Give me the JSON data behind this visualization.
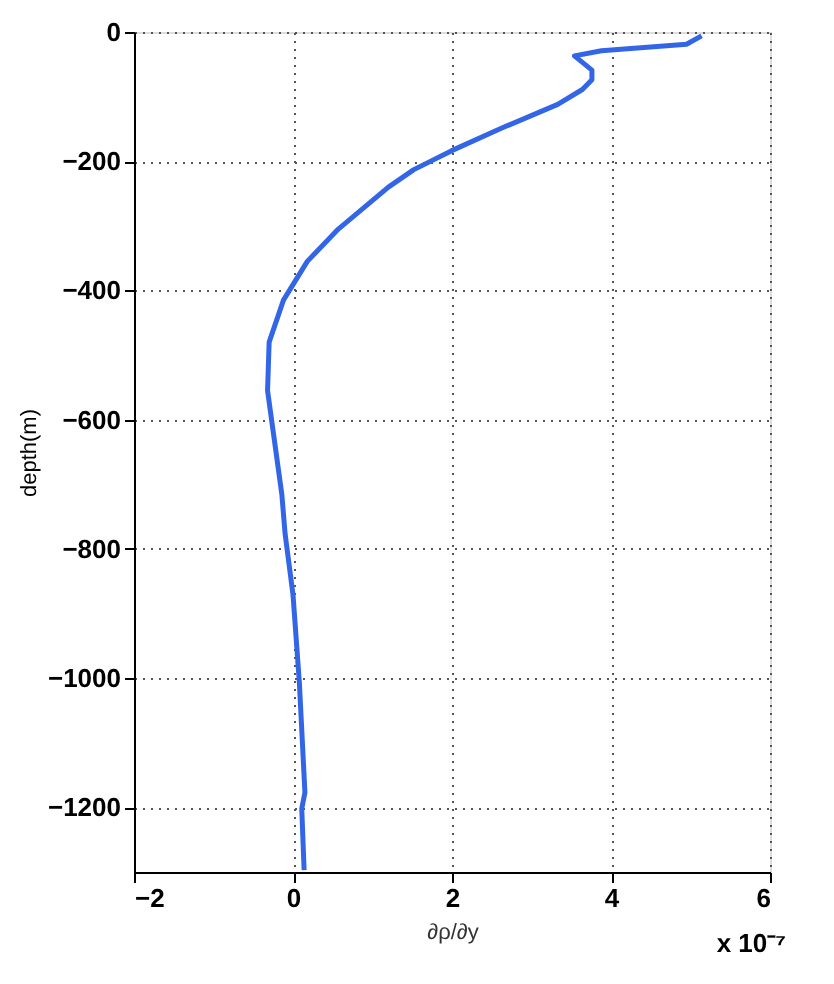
{
  "chart_data": {
    "type": "line",
    "xlabel": "∂ρ/∂y",
    "ylabel": "depth(m)",
    "annotations": [
      "x 10⁻⁷"
    ],
    "x": [
      5.14,
      4.95,
      3.88,
      3.54,
      3.76,
      3.76,
      3.64,
      3.33,
      2.62,
      1.99,
      1.52,
      1.2,
      0.57,
      0.18,
      -0.12,
      -0.3,
      -0.32,
      -0.14,
      -0.1,
      0.0,
      0.08,
      0.15,
      0.11,
      0.14
    ],
    "series": [
      {
        "color": "#3366e6",
        "values": [
          -6,
          -19,
          -29,
          -37,
          -59,
          -74,
          -89,
          -112,
          -149,
          -184,
          -213,
          -240,
          -305,
          -355,
          -415,
          -480,
          -555,
          -716,
          -776,
          -871,
          -1007,
          -1177,
          -1202,
          -1297
        ]
      }
    ],
    "xlim": [
      -2,
      6
    ],
    "xticks": [
      -2,
      0,
      2,
      4,
      6
    ],
    "ylim": [
      -1300,
      0
    ],
    "yticks": [
      0,
      -200,
      -400,
      -600,
      -800,
      -1000,
      -1200
    ],
    "grid": true,
    "line_style": "solid",
    "marker": "none"
  }
}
....
WHAT THIS TASK INVOLVES
Omit the pictures and give the material again, exactly and in full.

OUTPUT
Give me the JSON data behind this visualization.
{
  "chart_data": {
    "type": "line",
    "xlabel": "∂ρ/∂y",
    "ylabel": "depth(m)",
    "annotations": [
      "x 10⁻⁷"
    ],
    "x": [
      5.14,
      4.95,
      3.88,
      3.54,
      3.76,
      3.76,
      3.64,
      3.33,
      2.62,
      1.99,
      1.52,
      1.2,
      0.57,
      0.18,
      -0.12,
      -0.3,
      -0.32,
      -0.14,
      -0.1,
      0.0,
      0.08,
      0.15,
      0.11,
      0.14
    ],
    "series": [
      {
        "color": "#3366e6",
        "values": [
          -6,
          -19,
          -29,
          -37,
          -59,
          -74,
          -89,
          -112,
          -149,
          -184,
          -213,
          -240,
          -305,
          -355,
          -415,
          -480,
          -555,
          -716,
          -776,
          -871,
          -1007,
          -1177,
          -1202,
          -1297
        ]
      }
    ],
    "xlim": [
      -2,
      6
    ],
    "xticks": [
      -2,
      0,
      2,
      4,
      6
    ],
    "ylim": [
      -1300,
      0
    ],
    "yticks": [
      0,
      -200,
      -400,
      -600,
      -800,
      -1000,
      -1200
    ],
    "grid": true,
    "line_style": "solid",
    "marker": "none"
  }
}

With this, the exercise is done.